Information given
....................

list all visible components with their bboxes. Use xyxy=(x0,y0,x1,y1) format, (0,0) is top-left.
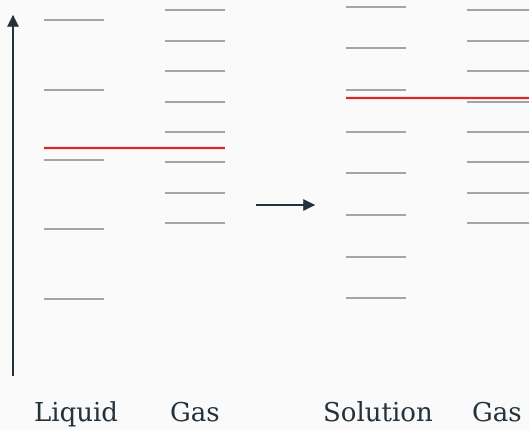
gas-left-label: Gas xyxy=(170,398,220,428)
gas-left-levels xyxy=(165,9,225,224)
liquid-label: Liquid xyxy=(34,398,118,428)
solution-levels xyxy=(346,6,406,299)
liquid-levels xyxy=(44,19,104,300)
gas-right-label: Gas xyxy=(472,398,522,428)
solution-label: Solution xyxy=(323,398,433,428)
gas-right-levels xyxy=(467,9,529,224)
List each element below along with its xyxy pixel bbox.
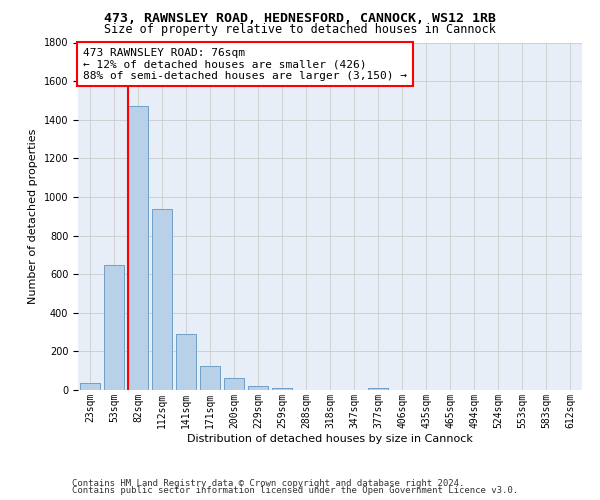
Text: 473 RAWNSLEY ROAD: 76sqm
← 12% of detached houses are smaller (426)
88% of semi-: 473 RAWNSLEY ROAD: 76sqm ← 12% of detach…: [83, 48, 407, 81]
Text: Size of property relative to detached houses in Cannock: Size of property relative to detached ho…: [104, 22, 496, 36]
Bar: [200, 366, 220, 390]
Bar: [152, 210, 172, 390]
Y-axis label: Number of detached properties: Number of detached properties: [28, 128, 38, 304]
Bar: [104, 264, 124, 390]
Bar: [176, 334, 196, 390]
Bar: [272, 388, 292, 390]
Bar: [248, 386, 268, 390]
X-axis label: Distribution of detached houses by size in Cannock: Distribution of detached houses by size …: [187, 434, 473, 444]
Bar: [368, 388, 388, 390]
Text: Contains public sector information licensed under the Open Government Licence v3: Contains public sector information licen…: [72, 486, 518, 495]
Bar: [80, 382, 100, 390]
Bar: [128, 106, 148, 390]
Text: Contains HM Land Registry data © Crown copyright and database right 2024.: Contains HM Land Registry data © Crown c…: [72, 478, 464, 488]
Bar: [224, 378, 244, 390]
Text: 473, RAWNSLEY ROAD, HEDNESFORD, CANNOCK, WS12 1RB: 473, RAWNSLEY ROAD, HEDNESFORD, CANNOCK,…: [104, 12, 496, 26]
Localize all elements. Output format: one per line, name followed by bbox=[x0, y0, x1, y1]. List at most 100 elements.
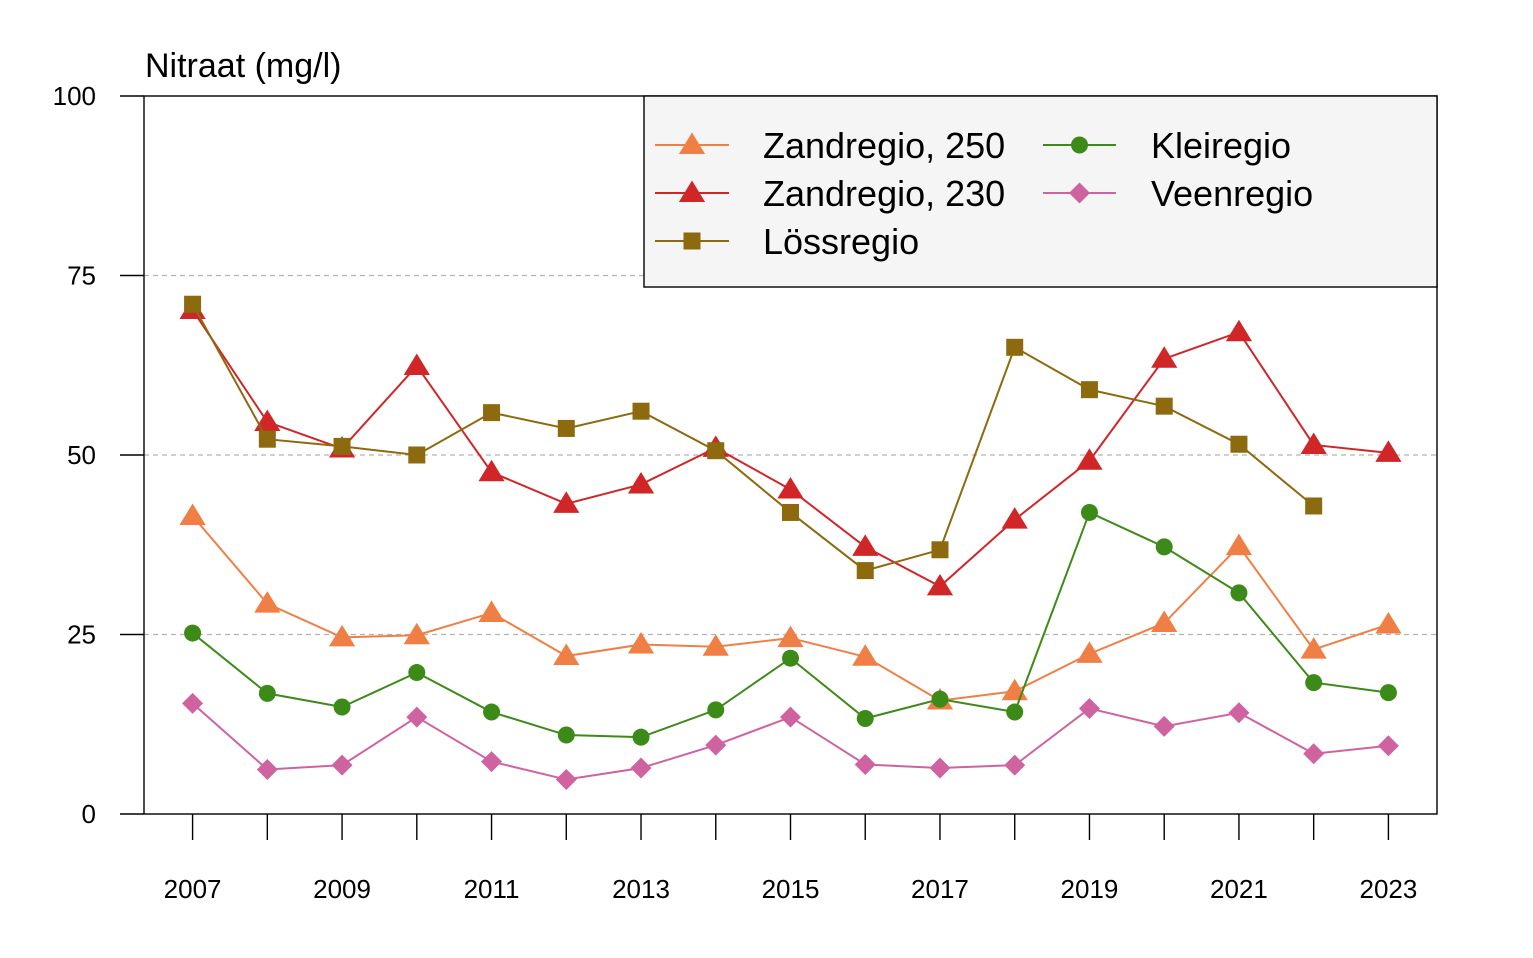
series-2 bbox=[184, 295, 1323, 580]
series-1 bbox=[179, 297, 1402, 596]
data-point bbox=[856, 710, 874, 728]
data-point bbox=[1078, 697, 1100, 719]
data-point bbox=[184, 295, 202, 313]
x-tick-label: 2017 bbox=[911, 874, 969, 904]
data-point bbox=[403, 622, 430, 645]
legend-swatch-marker bbox=[678, 132, 706, 154]
legend: Zandregio, 250 Zandregio, 230 Lössregio Kle… bbox=[643, 95, 1438, 288]
data-point bbox=[1379, 684, 1397, 702]
data-point bbox=[1305, 497, 1323, 515]
x-tick-label: 2007 bbox=[164, 874, 222, 904]
data-point bbox=[333, 698, 351, 716]
data-point bbox=[478, 459, 505, 482]
data-point bbox=[1375, 611, 1402, 634]
data-point bbox=[403, 353, 430, 375]
legend-label: Zandregio, 250 bbox=[763, 125, 1005, 166]
data-point bbox=[1076, 641, 1103, 663]
data-point bbox=[555, 769, 577, 791]
y-tick-label: 25 bbox=[67, 620, 96, 650]
y-axis-title: Nitraat (mg/l) bbox=[145, 47, 341, 85]
data-point bbox=[1080, 381, 1098, 399]
data-point bbox=[854, 753, 876, 775]
data-point bbox=[1230, 584, 1248, 602]
data-point bbox=[1303, 743, 1325, 765]
data-point bbox=[1305, 674, 1323, 692]
axes: 0 25 50 75 100 2007 2009 2011 2013 2015 2017 2019 20… bbox=[53, 81, 1438, 904]
data-point bbox=[777, 625, 804, 648]
data-point bbox=[258, 430, 276, 448]
x-tick-label: 2023 bbox=[1359, 874, 1417, 904]
data-point bbox=[1006, 338, 1024, 356]
legend-box bbox=[643, 95, 1438, 288]
x-tick-label: 2015 bbox=[762, 874, 820, 904]
data-point bbox=[705, 734, 727, 756]
data-point bbox=[182, 692, 204, 714]
data-point bbox=[1080, 503, 1098, 521]
data-point bbox=[557, 726, 575, 744]
legend-item: Kleiregio bbox=[1043, 125, 1291, 166]
data-point bbox=[929, 757, 951, 779]
series-line bbox=[191, 511, 1389, 739]
legend-label: Lössregio bbox=[763, 221, 919, 262]
data-point bbox=[553, 491, 580, 513]
legend-swatch-marker bbox=[1071, 136, 1088, 154]
x-tick-label: 2009 bbox=[313, 874, 371, 904]
data-point bbox=[782, 503, 799, 521]
data-point bbox=[256, 758, 278, 780]
data-point bbox=[1225, 319, 1253, 342]
data-point bbox=[254, 591, 281, 613]
data-point bbox=[1155, 397, 1173, 415]
data-point bbox=[553, 643, 580, 666]
legend-item: Zandregio, 250 bbox=[655, 125, 1005, 166]
legend-item: Veenregio bbox=[1043, 173, 1313, 214]
legend-item: Lössregio bbox=[655, 221, 919, 262]
data-point bbox=[1001, 507, 1028, 529]
data-point bbox=[1153, 715, 1175, 737]
x-tick-label: 2021 bbox=[1210, 874, 1268, 904]
data-point bbox=[782, 649, 799, 667]
data-point bbox=[331, 754, 353, 776]
data-point bbox=[328, 624, 356, 647]
legend-swatch-marker bbox=[678, 180, 706, 202]
data-point bbox=[1225, 533, 1253, 556]
data-point bbox=[1006, 703, 1024, 721]
data-point bbox=[179, 503, 206, 526]
legend-swatch-marker bbox=[1069, 182, 1090, 204]
data-point bbox=[852, 534, 879, 556]
series-3 bbox=[184, 503, 1397, 746]
data-point bbox=[1151, 610, 1178, 633]
data-point bbox=[1151, 346, 1178, 368]
series-line bbox=[191, 515, 1389, 702]
data-point bbox=[926, 573, 954, 596]
data-point bbox=[780, 706, 801, 728]
data-point bbox=[333, 437, 351, 455]
series bbox=[179, 295, 1402, 791]
data-point bbox=[1377, 735, 1399, 757]
series-line bbox=[191, 309, 1389, 588]
y-tick-label: 0 bbox=[82, 799, 96, 829]
data-point bbox=[557, 419, 575, 437]
data-point bbox=[483, 404, 501, 422]
data-point bbox=[1076, 448, 1103, 470]
data-point bbox=[852, 644, 879, 666]
data-point bbox=[856, 562, 874, 580]
data-point bbox=[931, 690, 949, 708]
data-point bbox=[630, 757, 652, 779]
legend-label: Zandregio, 230 bbox=[763, 173, 1005, 214]
data-point bbox=[931, 541, 949, 559]
data-point bbox=[478, 600, 505, 622]
series-0 bbox=[179, 503, 1402, 710]
data-point bbox=[627, 632, 655, 654]
data-point bbox=[408, 664, 426, 682]
legend-label: Kleiregio bbox=[1151, 125, 1291, 166]
data-point bbox=[1155, 538, 1173, 556]
data-point bbox=[1230, 435, 1248, 453]
legend-item: Zandregio, 230 bbox=[655, 173, 1005, 214]
data-point bbox=[406, 706, 428, 728]
series-4 bbox=[182, 692, 1399, 791]
y-tick-label: 100 bbox=[53, 81, 96, 111]
y-tick-label: 50 bbox=[67, 440, 96, 470]
data-point bbox=[408, 446, 426, 464]
data-point bbox=[632, 728, 650, 746]
legend-swatch-marker bbox=[683, 232, 701, 250]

....................

Exercise brief
Copy every line of the records above verbatim, leaving out the pictures.

Exercise output
list all visible components with their bboxes. Use xyxy=(x0,y0,x1,y1) format, (0,0) is top-left.
gas-left-label: Gas xyxy=(170,398,220,428)
gas-left-levels xyxy=(165,9,225,224)
liquid-label: Liquid xyxy=(34,398,118,428)
solution-levels xyxy=(346,6,406,299)
liquid-levels xyxy=(44,19,104,300)
gas-right-label: Gas xyxy=(472,398,522,428)
solution-label: Solution xyxy=(323,398,433,428)
gas-right-levels xyxy=(467,9,529,224)
List each element below along with its xyxy pixel bbox.
Text: 473 RAWNSLEY ROAD: 76sqm
← 12% of detached houses are smaller (426)
88% of semi-: 473 RAWNSLEY ROAD: 76sqm ← 12% of detach…: [83, 48, 407, 81]
Text: Size of property relative to detached houses in Cannock: Size of property relative to detached ho…: [104, 22, 496, 36]
Bar: [200, 366, 220, 390]
Bar: [152, 210, 172, 390]
Y-axis label: Number of detached properties: Number of detached properties: [28, 128, 38, 304]
Bar: [104, 264, 124, 390]
Bar: [176, 334, 196, 390]
Bar: [272, 388, 292, 390]
Bar: [248, 386, 268, 390]
X-axis label: Distribution of detached houses by size in Cannock: Distribution of detached houses by size …: [187, 434, 473, 444]
Bar: [368, 388, 388, 390]
Text: Contains public sector information licensed under the Open Government Licence v3: Contains public sector information licen…: [72, 486, 518, 495]
Bar: [80, 382, 100, 390]
Bar: [128, 106, 148, 390]
Text: Contains HM Land Registry data © Crown copyright and database right 2024.: Contains HM Land Registry data © Crown c…: [72, 478, 464, 488]
Bar: [224, 378, 244, 390]
Text: 473, RAWNSLEY ROAD, HEDNESFORD, CANNOCK, WS12 1RB: 473, RAWNSLEY ROAD, HEDNESFORD, CANNOCK,…: [104, 12, 496, 26]
Localize all elements. Output format: one per line, name followed by bbox=[x0, y0, x1, y1]. List at most 100 elements.
series-2 bbox=[184, 295, 1323, 580]
series-1 bbox=[179, 297, 1402, 596]
data-point bbox=[856, 710, 874, 728]
data-point bbox=[1078, 697, 1100, 719]
data-point bbox=[184, 295, 202, 313]
x-tick-label: 2017 bbox=[911, 874, 969, 904]
data-point bbox=[403, 622, 430, 645]
legend-swatch-marker bbox=[678, 132, 706, 154]
legend: Zandregio, 250 Zandregio, 230 Lössregio Kle… bbox=[643, 95, 1438, 288]
data-point bbox=[1379, 684, 1397, 702]
data-point bbox=[1305, 497, 1323, 515]
x-tick-label: 2007 bbox=[164, 874, 222, 904]
data-point bbox=[333, 698, 351, 716]
data-point bbox=[478, 459, 505, 482]
data-point bbox=[1375, 611, 1402, 634]
data-point bbox=[403, 353, 430, 375]
legend-label: Zandregio, 250 bbox=[763, 125, 1005, 166]
data-point bbox=[1076, 641, 1103, 663]
data-point bbox=[555, 769, 577, 791]
y-tick-label: 25 bbox=[67, 620, 96, 650]
y-axis-title: Nitraat (mg/l) bbox=[145, 47, 341, 85]
data-point bbox=[1080, 381, 1098, 399]
data-point bbox=[854, 753, 876, 775]
data-point bbox=[1230, 584, 1248, 602]
data-point bbox=[1303, 743, 1325, 765]
data-point bbox=[1305, 674, 1323, 692]
axes: 0 25 50 75 100 2007 2009 2011 2013 2015 2017 2019 20… bbox=[53, 81, 1438, 904]
data-point bbox=[777, 625, 804, 648]
data-point bbox=[258, 430, 276, 448]
x-tick-label: 2023 bbox=[1359, 874, 1417, 904]
data-point bbox=[1006, 338, 1024, 356]
legend-box bbox=[643, 95, 1438, 288]
x-tick-label: 2015 bbox=[762, 874, 820, 904]
data-point bbox=[705, 734, 727, 756]
data-point bbox=[182, 692, 204, 714]
data-point bbox=[1080, 503, 1098, 521]
data-point bbox=[557, 726, 575, 744]
legend-item: Kleiregio bbox=[1043, 125, 1291, 166]
data-point bbox=[929, 757, 951, 779]
series-line bbox=[191, 511, 1389, 739]
legend-label: Lössregio bbox=[763, 221, 919, 262]
data-point bbox=[553, 491, 580, 513]
legend-swatch-marker bbox=[1071, 136, 1088, 154]
x-tick-label: 2009 bbox=[313, 874, 371, 904]
data-point bbox=[782, 503, 799, 521]
data-point bbox=[256, 758, 278, 780]
data-point bbox=[1225, 319, 1253, 342]
data-point bbox=[254, 591, 281, 613]
data-point bbox=[1155, 397, 1173, 415]
data-point bbox=[553, 643, 580, 666]
legend-item: Zandregio, 250 bbox=[655, 125, 1005, 166]
legend-item: Veenregio bbox=[1043, 173, 1313, 214]
legend-item: Lössregio bbox=[655, 221, 919, 262]
data-point bbox=[1001, 507, 1028, 529]
data-point bbox=[1153, 715, 1175, 737]
x-tick-label: 2021 bbox=[1210, 874, 1268, 904]
data-point bbox=[782, 649, 799, 667]
data-point bbox=[331, 754, 353, 776]
data-point bbox=[328, 624, 356, 647]
legend-swatch-marker bbox=[678, 180, 706, 202]
data-point bbox=[1225, 533, 1253, 556]
data-point bbox=[1006, 703, 1024, 721]
data-point bbox=[179, 503, 206, 526]
legend-swatch-marker bbox=[1069, 182, 1090, 204]
data-point bbox=[852, 534, 879, 556]
series-3 bbox=[184, 503, 1397, 746]
data-point bbox=[1151, 610, 1178, 633]
data-point bbox=[1151, 346, 1178, 368]
series-line bbox=[191, 515, 1389, 702]
data-point bbox=[926, 573, 954, 596]
data-point bbox=[780, 706, 801, 728]
data-point bbox=[333, 437, 351, 455]
series bbox=[179, 295, 1402, 791]
data-point bbox=[1377, 735, 1399, 757]
series-line bbox=[191, 309, 1389, 588]
y-tick-label: 0 bbox=[82, 799, 96, 829]
data-point bbox=[557, 419, 575, 437]
data-point bbox=[483, 404, 501, 422]
data-point bbox=[1076, 448, 1103, 470]
data-point bbox=[852, 644, 879, 666]
data-point bbox=[856, 562, 874, 580]
data-point bbox=[931, 690, 949, 708]
data-point bbox=[630, 757, 652, 779]
legend-label: Zandregio, 230 bbox=[763, 173, 1005, 214]
data-point bbox=[931, 541, 949, 559]
data-point bbox=[478, 600, 505, 622]
series-0 bbox=[179, 503, 1402, 710]
data-point bbox=[627, 632, 655, 654]
data-point bbox=[408, 664, 426, 682]
legend-label: Kleiregio bbox=[1151, 125, 1291, 166]
data-point bbox=[1155, 538, 1173, 556]
data-point bbox=[1230, 435, 1248, 453]
legend-item: Zandregio, 230 bbox=[655, 173, 1005, 214]
data-point bbox=[406, 706, 428, 728]
series-4 bbox=[182, 692, 1399, 791]
y-tick-label: 100 bbox=[53, 81, 96, 111]
y-tick-label: 50 bbox=[67, 440, 96, 470]
data-point bbox=[408, 446, 426, 464]
data-point bbox=[632, 728, 650, 746]
legend-swatch-marker bbox=[683, 232, 701, 250]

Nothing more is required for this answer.